--- Task requirements ---
Repeat the lines of the records word for word, beginning with the line that contains "scan-mark-top-left-tail: [114, 50, 118, 58]" and stopping after the line that contains "affiliations: ¹Rocky Mountain".

Stored items

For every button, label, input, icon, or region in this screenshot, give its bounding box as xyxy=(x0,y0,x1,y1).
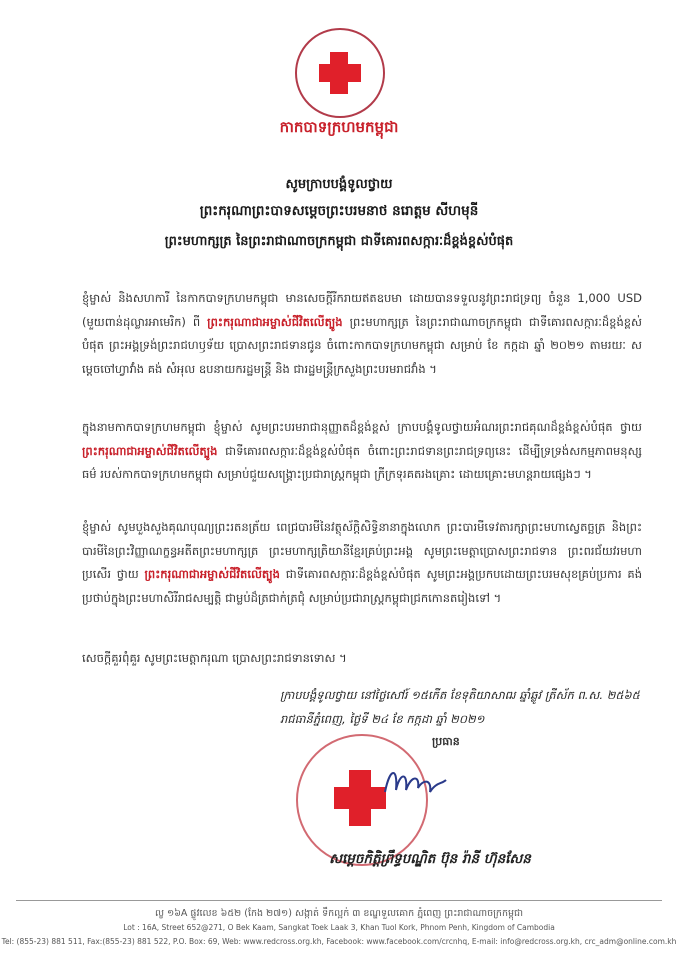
dateline-lunar: ក្រាបបង្គំទូលថ្វាយ នៅថ្ងៃសៅរ៍ ១៥កើត ខែទុតិយាសាឍ ឆ្នាំឆ្លូវ ត្រីស័ក ព.ស. ២៥៦៥ xyxy=(280,688,640,702)
footer-address-khmer: ល្ខ ១៦A ផ្លូវលេខ ៦៥២ (កែង ២៧១) សង្កាត់ ទឹកល្អក់ ៣ ខណ្ឌទួលគោក ភ្នំពេញ ព្រះរាជាណាចក្រកម្ពុជា xyxy=(154,908,524,919)
paragraph-1-post: ព្រះមហាក្សត្រ នៃព្រះរាជាណាចក្រកម្ពុជា ជាទីគោរពសក្ការៈដ៏ខ្ពង់ខ្ពស់បំផុត ព្រះអង្គទ្រង់ព្រះរាជហឫទ័យ ប្រោសព្រះរាជទានជូន ចំពោះកាកបាទក្រហមកម្ពុជា សម្រាប់ ខែ កក្កដា ឆ្នាំ ២០២១ តាមរយៈ សម្តេចចៅហ្វាវាំង គង់ សំអុល ឧបនាយករដ្ឋមន្ត្រី និង ជារដ្ឋមន្ត្រីក្រសួងព្រះបរមរាជវាំង ។ xyxy=(82,314,642,376)
dateline-place: រាជធានីភ្នំពេញ, ថ្ងៃទី ២៤ ខែ កក្កដា ឆ្នាំ ២០២១ xyxy=(280,712,485,726)
red-cross-logo xyxy=(295,28,385,118)
closing-paragraph: សេចក្តីគួរពុំគួរ សូមព្រះមេត្តាករុណា ប្រោសព្រះរាជទានទោស ។ xyxy=(82,651,347,665)
paragraph-1-emphasis: ព្រះករុណាជាអម្ចាស់ជីវិតលើត្បូង xyxy=(207,314,343,329)
paragraph-2-pre: ក្នុងនាមកាកបាទក្រហមកម្ពុជា ខ្ញុំម្ចាស់ សូមព្រះបរមរាជានុញ្ញាតដ៏ខ្ពង់ខ្ពស់ ក្រាបបង្គំទូលថ្វាយអំណរព្រះរាជគុណដ៏ខ្ពង់ខ្ពស់បំផុត ថ្វាយ xyxy=(82,420,642,434)
paragraph-1-pre: ខ្ញុំម្ចាស់ និងសហការី នៃកាកបាទក្រហមកម្ពុជា មានសេចក្តីរីករាយឥតឧបមា ដោយបានទទួលនូវព្រះរាជទ្រព្យ ចំនួន 1,000 USD (មួយពាន់ដុល្លារអាមេរិក) ពី xyxy=(82,291,642,329)
paragraph-2 xyxy=(82,416,642,487)
addressee-line: ព្រះករុណាព្រះបាទសម្តេចព្រះបរមនាថ នរោត្តម សីហមុនី xyxy=(199,203,479,219)
footer-divider xyxy=(16,900,662,901)
handwritten-signature xyxy=(380,762,450,802)
red-cross-icon-bar xyxy=(319,64,361,82)
stamp-cross-icon-bar xyxy=(334,787,386,809)
footer-address-english: Lot : 16A, Street 652@271, O Bek Kaam, Sangkat Toek Laak 3, Khan Tuol Kork, Phnom Penh, Kingdom of Cambodia xyxy=(123,923,555,932)
footer-contact: Tel: (855-23) 881 511, Fax:(855-23) 881 522, P.O. Box: 69, Web: www.redcross.org.kh, Facebook: www.facebook.com/crcnhq, E-mail: info@redcross.org.kh, crc_adm@online.com.kh xyxy=(1,937,677,946)
paragraph-3-post: ជាទីគោរពសក្ការៈដ៏ខ្ពង់ខ្ពស់បំផុត សូមព្រះអង្គប្រកបដោយព្រះបរមសុខគ្រប់ប្រការ គង់ប្រថាប់ក្នុងព្រះមហាសិរីរាជសម្បត្តិ ជាម្លប់ដ៏ត្រជាក់ត្រជុំ សម្រាប់ប្រជារាស្ត្រកម្ពុជាជ្រកកោនតរៀងទៅ ។ xyxy=(82,567,643,605)
paragraph-1 xyxy=(82,287,642,381)
salutation-line: សូមក្រាបបង្គំទូលថ្វាយ xyxy=(285,177,393,192)
paragraph-3-pre: ខ្ញុំម្ចាស់ សូមបួងសួងគុណបុណ្យព្រះរតនត្រ័យ ពេជ្របារមីនៃវត្ថុស័ក្តិសិទ្ធិនានាក្នុងលោក ព្រះបារមីទេវតារក្សាព្រះមហាស្វេតច្ឆត្រ និងព្រះបារមីនៃព្រះវិញ្ញាណក្ខន្ធអតីតព្រះមហាក្សត្រ ព្រះមហាក្សត្រិយានីខ្មែរគ្រប់ព្រះអង្គ សូមព្រះមេត្តាប្រោសព្រះរាជទាន ព្រះពរជ័យវរមហាប្រសើរ ថ្វាយ xyxy=(82,520,642,581)
organization-name: កាកបាទក្រហមកម្ពុជា xyxy=(279,118,399,136)
addressee-title-line: ព្រះមហាក្សត្រ នៃព្រះរាជាណាចក្រកម្ពុជា ជាទីគោរពសក្ការៈដ៏ខ្ពង់ខ្ពស់បំផុត xyxy=(164,234,514,249)
paragraph-3-emphasis: ព្រះករុណាជាអម្ចាស់ជីវិតលើត្បូង xyxy=(144,567,280,581)
paragraph-2-post: ជាទីគោរពសក្ការៈដ៏ខ្ពង់ខ្ពស់បំផុត ចំពោះព្រះរាជទានព្រះរាជទ្រព្យនេះ ដើម្បីទ្រទ្រង់សកម្មភាពមនុស្សធម៌ របស់កាកបាទក្រហមកម្ពុជា សម្រាប់ជួយសង្គ្រោះប្រជារាស្ត្រកម្ពុជា ក្រីក្រទុរគតរងគ្រោះ ដោយគ្រោះមហន្តរាយផ្សេងៗ ។ xyxy=(82,443,642,481)
signatory-name: សម្តេចកិត្តិព្រឹទ្ធបណ្ឌិត ប៊ុន រ៉ានី ហ៊ុនសែន xyxy=(329,851,531,867)
paragraph-3 xyxy=(82,516,642,610)
stamp-title: ប្រធាន xyxy=(432,735,460,748)
paragraph-2-emphasis: ព្រះករុណាជាអម្ចាស់ជីវិតលើត្បូង xyxy=(82,443,218,458)
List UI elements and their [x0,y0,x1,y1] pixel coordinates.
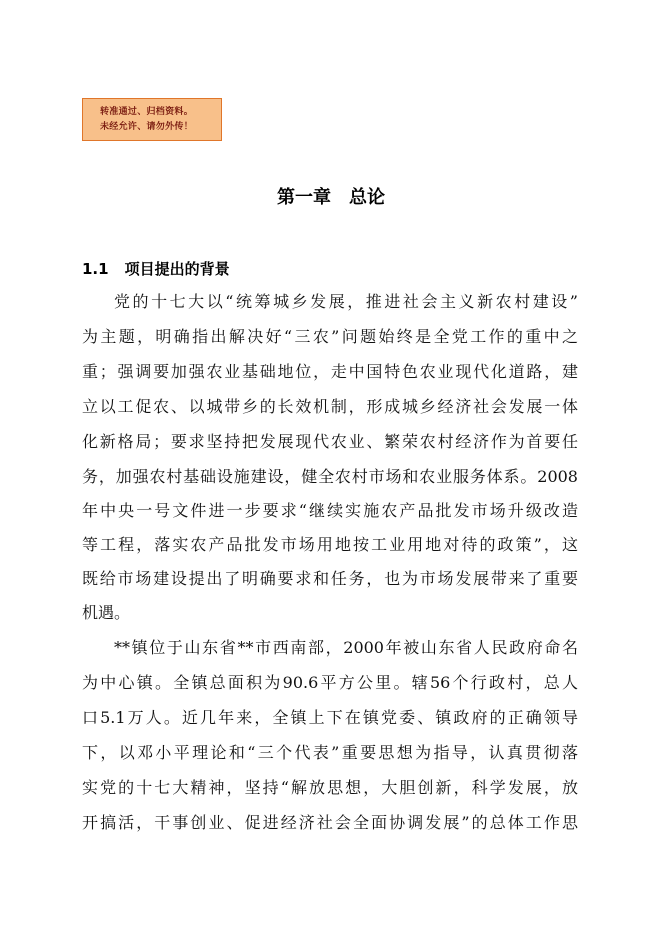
paragraph-1-line-6: 务，加强农村基础设施建设，健全农村市场和农业服务体系。2008 [82,467,578,486]
chapter-title [0,187,662,209]
paragraph-2-line-5: 实党的十七大精神，坚持“解放思想，大胆创新，科学发展，放 [82,778,578,797]
section-heading [82,259,230,279]
paragraph-2-line-6: 开搞活，干事创业、促进经济社会全面协调发展”的总体工作思 [82,813,578,832]
paragraph-2-line-1: **镇位于山东省**市西南部，2000年被山东省人民政府命名 [114,638,578,657]
paragraph-1-line-5: 化新格局；要求坚持把发展现代农业、繁荣农村经济作为首要任 [82,432,578,451]
paragraph-1-line-2: 为主题，明确指出解决好“三农”问题始终是全党工作的重中之 [82,327,578,346]
paragraph-1-line-3: 重；强调要加强农业基础地位，走中国特色农业现代化道路，建 [82,362,578,381]
paragraph-1-line-8: 等工程，落实农产品批发市场用地按工业用地对待的政策”，这 [82,535,578,554]
paragraph-2-line-2: 为中心镇。全镇总面积为90.6平方公里。辖56个行政村，总人 [82,673,578,692]
paragraph-2-line-4: 下，以邓小平理论和“三个代表”重要思想为指导，认真贯彻落 [82,743,578,762]
paragraph-1-line-10: 机遇。 [82,603,131,622]
stamp-line-1: 转准通过、归档资料。 [100,107,194,117]
paragraph-1-line-7: 年中央一号文件进一步要求“继续实施农产品批发市场升级改造 [82,501,578,520]
paragraph-1-line-4: 立以工促农、以城带乡的长效机制，形成城乡经济社会发展一体 [82,397,578,416]
confidential-stamp [82,98,222,141]
chapter-name: 总论 [349,187,385,208]
paragraph-2-line-3: 口5.1万人。近几年来，全镇上下在镇党委、镇政府的正确领导 [82,708,578,727]
section-number: 1.1 [82,260,109,278]
section-title: 项目提出的背景 [124,260,230,278]
paragraph-1-line-1: 党的十七大以“统筹城乡发展，推进社会主义新农村建设” [114,292,578,311]
chapter-number: 第一章 [277,187,331,208]
stamp-line-2: 未经允许、请勿外传！ [100,122,194,132]
paragraph-1-line-9: 既给市场建设提出了明确要求和任务，也为市场发展带来了重要 [82,569,578,588]
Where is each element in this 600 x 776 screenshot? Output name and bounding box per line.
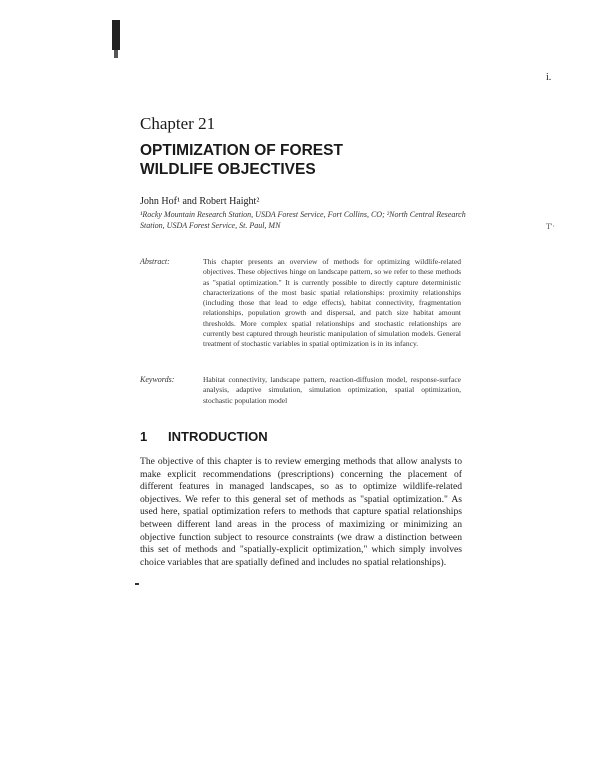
scan-mark-top-left-tail: [114, 50, 118, 58]
section-heading: [140, 429, 268, 444]
scan-mark-left-margin: [135, 583, 139, 585]
scan-mark-right-lower: T'·: [546, 222, 555, 231]
authors: John Hof¹ and Robert Haight²: [140, 196, 260, 207]
keywords-text: Habitat connectivity, landscape pattern, reaction-diffusion model, response-surface analysis, adaptive simulation, simulation optimization, spatial optimization, stochastic population model: [203, 375, 461, 405]
chapter-title: OPTIMIZATION OF FOREST WILDLIFE OBJECTIVES: [140, 142, 343, 178]
section-title: INTRODUCTION: [168, 429, 268, 444]
abstract-label: Abstract:: [140, 257, 170, 266]
scan-mark-right: i.: [546, 72, 552, 83]
affiliations: ¹Rocky Mountain Research Station, USDA Forest Service, Fort Collins, CO; ²North Central Research Station, USDA Forest Service, St. Paul, MN: [140, 210, 466, 230]
abstract-text: This chapter presents an overview of methods for optimizing wildlife-related objectives. These objectives hinge on landscape pattern, so we refer to these methods as "spatial optimization." It is currently possible to directly capture deterministic characterizations of the most basic spatial relationships: proximity relationships (including those that lead to edge effects), habitat connectivity, fragmentation relationships, population growth and dispersal, and patch size habitat amount thresholds. More complex spatial relationships and stochastic relationships are currently best captured through heuristic manipulation of simulation models. General treatment of stochastic variables in spatial optimization is in its infancy.: [203, 257, 461, 349]
introduction-body: The objective of this chapter is to review emerging methods that allow analysts to make explicit recommendations (prescriptions) concerning the placement of different features in managed landscapes, so as to optimize wildlife-related objectives. We refer to this general set of methods as "spatial optimization." As used here, spatial optimization refers to methods that capture spatial relationships between different land areas in the process of maximizing or minimizing an objective function subject to resource constraints (we draw a distinction between this set of methods and "spatially-explicit optimization," which simply involves choice variables that are spatially defined and includes no spatial relationships).: [140, 456, 462, 568]
section-number: 1: [140, 429, 148, 444]
keywords-label: Keywords:: [140, 375, 175, 384]
scan-mark-top-left: [112, 20, 120, 50]
chapter-label: Chapter 21: [140, 114, 216, 133]
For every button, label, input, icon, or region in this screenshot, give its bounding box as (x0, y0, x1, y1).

--- Correct answer ---
scan-mark-top-left-tail: [114, 50, 118, 58]
section-heading: [140, 429, 268, 444]
scan-mark-left-margin: [135, 583, 139, 585]
scan-mark-right-lower: T'·: [546, 222, 555, 231]
authors: John Hof¹ and Robert Haight²: [140, 196, 260, 207]
keywords-text: Habitat connectivity, landscape pattern, reaction-diffusion model, response-surface analysis, adaptive simulation, simulation optimization, spatial optimization, stochastic population model: [203, 375, 461, 405]
chapter-title: OPTIMIZATION OF FOREST WILDLIFE OBJECTIVES: [140, 142, 343, 178]
section-title: INTRODUCTION: [168, 429, 268, 444]
abstract-label: Abstract:: [140, 257, 170, 266]
scan-mark-right: i.: [546, 72, 552, 83]
affiliations: ¹Rocky Mountain Research Station, USDA Forest Service, Fort Collins, CO; ²North Central Research Station, USDA Forest Service, St. Paul, MN: [140, 210, 466, 230]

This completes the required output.